• [INSTRUCTIONS TO FOLLOW]: Identify all lines in the listing that include the word "平行四边形", and copy them out.
========================================
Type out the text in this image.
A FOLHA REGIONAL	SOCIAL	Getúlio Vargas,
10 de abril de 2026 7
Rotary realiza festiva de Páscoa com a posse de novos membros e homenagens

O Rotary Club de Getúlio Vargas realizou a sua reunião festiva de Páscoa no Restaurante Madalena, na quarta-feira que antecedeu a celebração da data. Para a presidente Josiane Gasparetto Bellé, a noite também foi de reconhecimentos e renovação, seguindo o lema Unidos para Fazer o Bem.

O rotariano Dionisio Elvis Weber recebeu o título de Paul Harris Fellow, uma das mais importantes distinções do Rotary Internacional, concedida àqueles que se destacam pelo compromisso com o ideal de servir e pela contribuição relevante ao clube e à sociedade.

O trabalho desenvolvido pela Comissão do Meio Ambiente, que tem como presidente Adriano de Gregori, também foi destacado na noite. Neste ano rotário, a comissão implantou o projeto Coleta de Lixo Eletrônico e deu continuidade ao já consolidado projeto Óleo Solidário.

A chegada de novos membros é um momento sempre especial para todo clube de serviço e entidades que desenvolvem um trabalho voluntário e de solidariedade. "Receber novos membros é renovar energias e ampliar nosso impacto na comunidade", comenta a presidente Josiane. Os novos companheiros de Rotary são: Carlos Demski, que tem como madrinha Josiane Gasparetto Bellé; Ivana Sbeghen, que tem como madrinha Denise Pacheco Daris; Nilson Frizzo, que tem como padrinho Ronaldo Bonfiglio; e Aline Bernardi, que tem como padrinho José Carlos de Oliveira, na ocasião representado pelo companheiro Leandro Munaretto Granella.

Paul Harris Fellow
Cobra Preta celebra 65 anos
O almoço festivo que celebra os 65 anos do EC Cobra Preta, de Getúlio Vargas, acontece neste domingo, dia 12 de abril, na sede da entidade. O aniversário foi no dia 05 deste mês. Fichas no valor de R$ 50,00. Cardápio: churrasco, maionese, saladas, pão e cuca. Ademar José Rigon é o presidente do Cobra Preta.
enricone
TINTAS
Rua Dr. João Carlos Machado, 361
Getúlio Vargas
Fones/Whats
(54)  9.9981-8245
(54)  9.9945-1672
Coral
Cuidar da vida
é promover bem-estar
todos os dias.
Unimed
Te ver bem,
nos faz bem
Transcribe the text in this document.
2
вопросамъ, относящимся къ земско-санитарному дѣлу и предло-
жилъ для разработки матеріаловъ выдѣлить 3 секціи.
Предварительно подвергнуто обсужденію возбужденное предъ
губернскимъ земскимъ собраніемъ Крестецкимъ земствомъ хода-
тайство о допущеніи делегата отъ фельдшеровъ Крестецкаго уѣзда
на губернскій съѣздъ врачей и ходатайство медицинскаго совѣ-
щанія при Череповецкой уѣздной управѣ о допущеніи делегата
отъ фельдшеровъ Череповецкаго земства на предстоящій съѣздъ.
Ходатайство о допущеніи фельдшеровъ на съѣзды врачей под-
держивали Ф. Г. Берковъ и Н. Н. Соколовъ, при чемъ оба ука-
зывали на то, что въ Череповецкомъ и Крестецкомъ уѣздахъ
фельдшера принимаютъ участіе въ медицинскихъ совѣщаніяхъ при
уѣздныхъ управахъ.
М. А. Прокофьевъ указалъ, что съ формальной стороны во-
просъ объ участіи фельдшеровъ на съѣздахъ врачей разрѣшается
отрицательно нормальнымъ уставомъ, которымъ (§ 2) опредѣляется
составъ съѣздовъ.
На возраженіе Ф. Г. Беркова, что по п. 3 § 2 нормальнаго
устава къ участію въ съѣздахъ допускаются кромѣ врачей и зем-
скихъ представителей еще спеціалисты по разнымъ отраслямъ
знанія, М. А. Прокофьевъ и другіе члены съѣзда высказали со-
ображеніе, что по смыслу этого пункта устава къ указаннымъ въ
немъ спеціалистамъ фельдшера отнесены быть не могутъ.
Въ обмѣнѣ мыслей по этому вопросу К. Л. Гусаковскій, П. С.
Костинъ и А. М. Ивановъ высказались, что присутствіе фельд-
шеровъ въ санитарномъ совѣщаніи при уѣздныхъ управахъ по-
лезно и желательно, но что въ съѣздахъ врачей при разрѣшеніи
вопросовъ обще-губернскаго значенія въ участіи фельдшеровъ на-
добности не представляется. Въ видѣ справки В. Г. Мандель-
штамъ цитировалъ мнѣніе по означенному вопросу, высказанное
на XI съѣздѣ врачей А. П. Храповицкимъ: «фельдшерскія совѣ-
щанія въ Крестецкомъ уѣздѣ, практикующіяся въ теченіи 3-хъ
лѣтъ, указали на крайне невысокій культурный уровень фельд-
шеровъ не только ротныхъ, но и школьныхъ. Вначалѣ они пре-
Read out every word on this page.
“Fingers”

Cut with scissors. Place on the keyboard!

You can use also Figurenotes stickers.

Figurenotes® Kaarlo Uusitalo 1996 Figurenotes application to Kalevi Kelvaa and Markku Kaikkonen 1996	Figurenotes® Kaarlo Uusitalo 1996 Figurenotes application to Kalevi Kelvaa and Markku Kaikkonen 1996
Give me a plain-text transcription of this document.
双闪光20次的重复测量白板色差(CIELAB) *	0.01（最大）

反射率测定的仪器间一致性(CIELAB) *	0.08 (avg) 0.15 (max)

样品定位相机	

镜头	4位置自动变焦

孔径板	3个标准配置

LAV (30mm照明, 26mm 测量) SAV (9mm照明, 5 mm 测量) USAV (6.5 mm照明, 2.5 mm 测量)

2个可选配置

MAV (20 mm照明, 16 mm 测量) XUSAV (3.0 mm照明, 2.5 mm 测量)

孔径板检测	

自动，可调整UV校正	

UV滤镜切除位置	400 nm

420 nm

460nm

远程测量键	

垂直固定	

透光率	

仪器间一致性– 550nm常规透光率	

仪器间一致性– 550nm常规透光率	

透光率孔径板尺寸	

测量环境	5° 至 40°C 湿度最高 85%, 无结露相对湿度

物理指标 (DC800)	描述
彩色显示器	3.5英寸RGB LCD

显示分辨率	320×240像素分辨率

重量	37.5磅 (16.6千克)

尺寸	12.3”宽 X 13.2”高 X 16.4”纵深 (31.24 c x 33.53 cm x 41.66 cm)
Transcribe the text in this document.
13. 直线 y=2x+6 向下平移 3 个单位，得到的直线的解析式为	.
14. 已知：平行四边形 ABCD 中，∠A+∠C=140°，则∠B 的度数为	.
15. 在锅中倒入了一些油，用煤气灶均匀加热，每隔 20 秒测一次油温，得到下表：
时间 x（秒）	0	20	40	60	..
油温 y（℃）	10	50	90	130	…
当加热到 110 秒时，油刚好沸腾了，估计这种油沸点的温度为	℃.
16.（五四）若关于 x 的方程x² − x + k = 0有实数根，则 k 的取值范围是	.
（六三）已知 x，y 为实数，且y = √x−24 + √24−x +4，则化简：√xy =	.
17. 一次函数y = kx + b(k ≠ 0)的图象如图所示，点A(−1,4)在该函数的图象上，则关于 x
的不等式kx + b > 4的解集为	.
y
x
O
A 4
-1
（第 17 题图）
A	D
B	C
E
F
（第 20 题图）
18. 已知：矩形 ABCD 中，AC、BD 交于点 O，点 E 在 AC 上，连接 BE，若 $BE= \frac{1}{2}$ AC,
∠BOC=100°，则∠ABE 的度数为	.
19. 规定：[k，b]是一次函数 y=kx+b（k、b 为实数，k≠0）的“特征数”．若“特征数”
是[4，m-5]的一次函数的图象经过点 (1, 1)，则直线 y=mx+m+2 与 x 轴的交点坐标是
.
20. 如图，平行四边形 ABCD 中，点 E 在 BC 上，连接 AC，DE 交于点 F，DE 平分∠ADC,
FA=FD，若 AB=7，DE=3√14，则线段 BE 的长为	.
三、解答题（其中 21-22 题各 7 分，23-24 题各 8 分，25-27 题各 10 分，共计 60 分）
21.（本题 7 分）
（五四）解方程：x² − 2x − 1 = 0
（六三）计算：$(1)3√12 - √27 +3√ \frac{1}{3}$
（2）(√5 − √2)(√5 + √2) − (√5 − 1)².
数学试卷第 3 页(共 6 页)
========================================
• [FINAL RESULT]:
14. 已知：平行四边形 ABCD 中，∠A+∠C=140°，则∠B 的度数为	.
20. 如图，平行四边形 ABCD 中，点 E 在 BC 上，连接 AC，DE 交于点 F，DE 平分∠ADC,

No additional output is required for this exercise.